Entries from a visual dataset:
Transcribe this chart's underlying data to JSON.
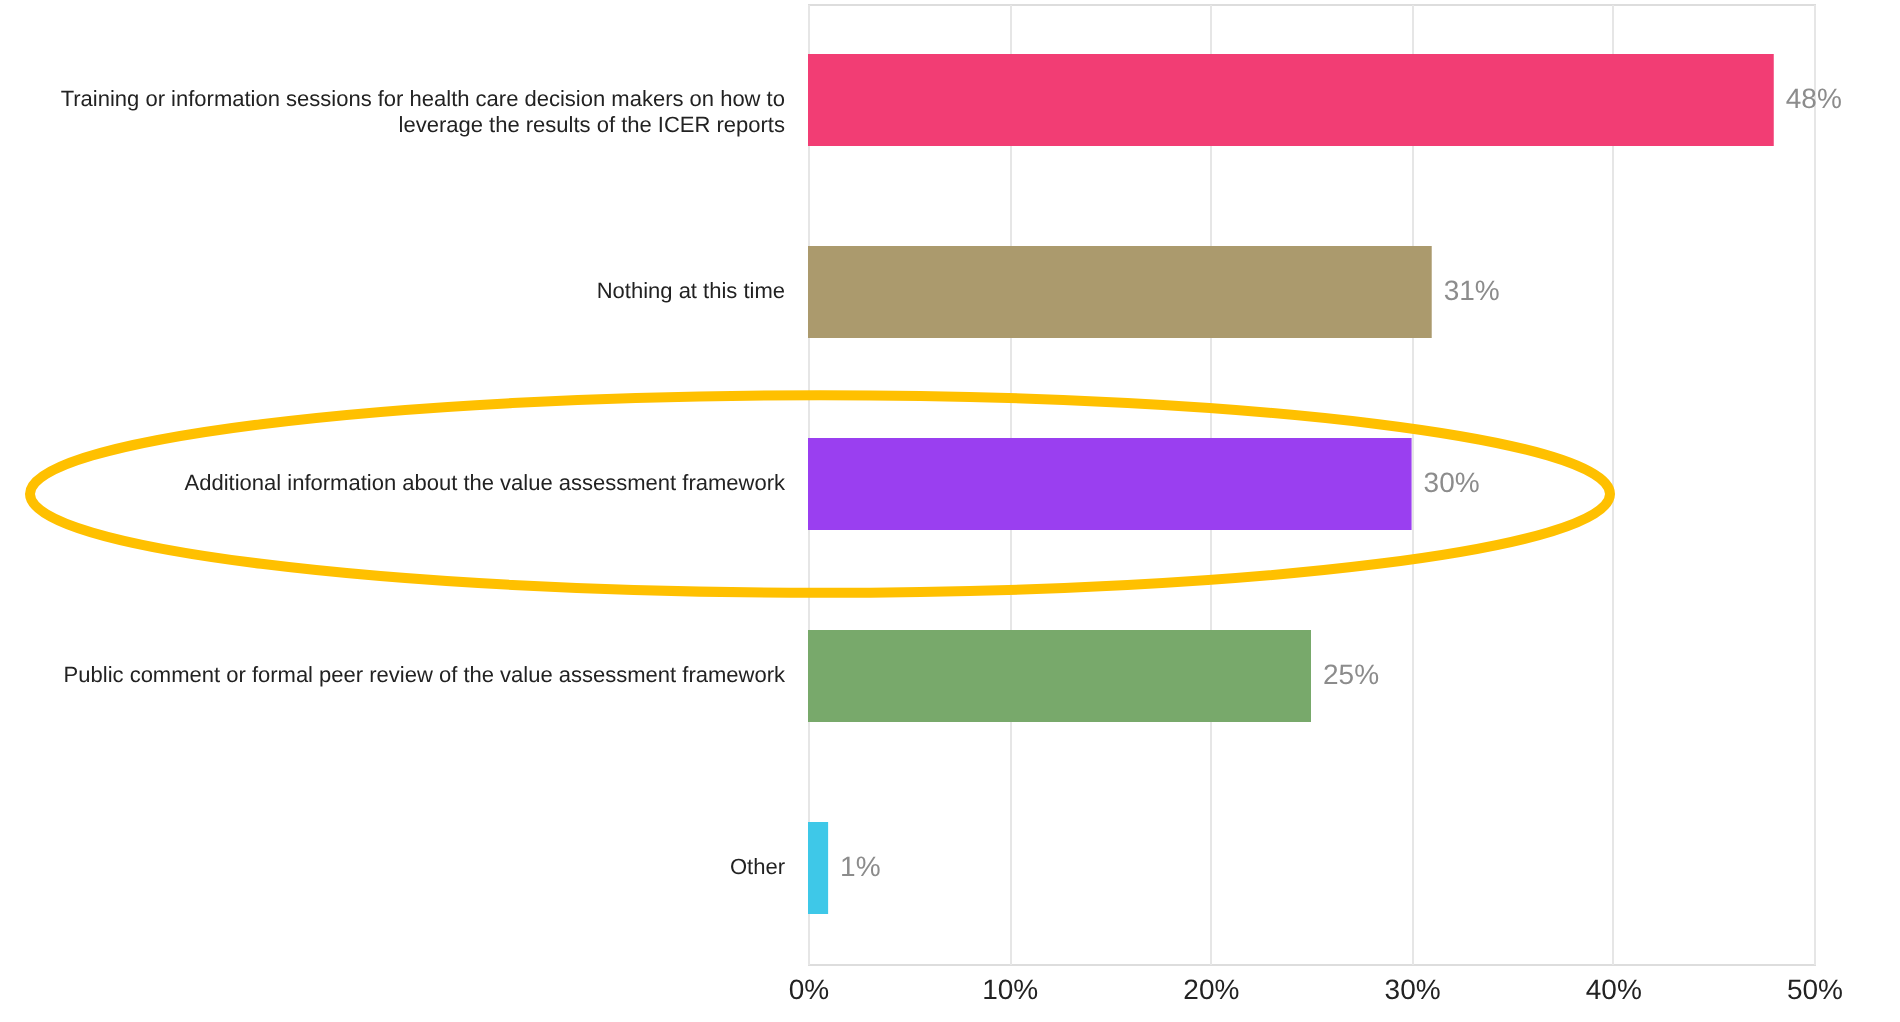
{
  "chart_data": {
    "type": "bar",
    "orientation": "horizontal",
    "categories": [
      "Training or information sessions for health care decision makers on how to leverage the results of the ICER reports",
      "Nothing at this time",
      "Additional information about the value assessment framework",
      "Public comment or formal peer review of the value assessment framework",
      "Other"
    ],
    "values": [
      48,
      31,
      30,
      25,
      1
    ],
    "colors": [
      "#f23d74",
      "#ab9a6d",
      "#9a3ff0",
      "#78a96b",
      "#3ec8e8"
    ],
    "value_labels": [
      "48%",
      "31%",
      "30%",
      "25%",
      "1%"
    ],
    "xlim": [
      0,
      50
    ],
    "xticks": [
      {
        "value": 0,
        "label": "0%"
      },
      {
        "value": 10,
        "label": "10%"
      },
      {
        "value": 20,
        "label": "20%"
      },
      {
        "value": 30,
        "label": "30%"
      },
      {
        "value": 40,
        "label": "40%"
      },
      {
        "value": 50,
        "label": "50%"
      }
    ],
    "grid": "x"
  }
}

Task requirements: Using the listing above, gather each line that holds the string "assessment" and copy it.

Result:
      "Additional information about the value assessment framework",
      "Public comment or formal peer review of the value assessment framework",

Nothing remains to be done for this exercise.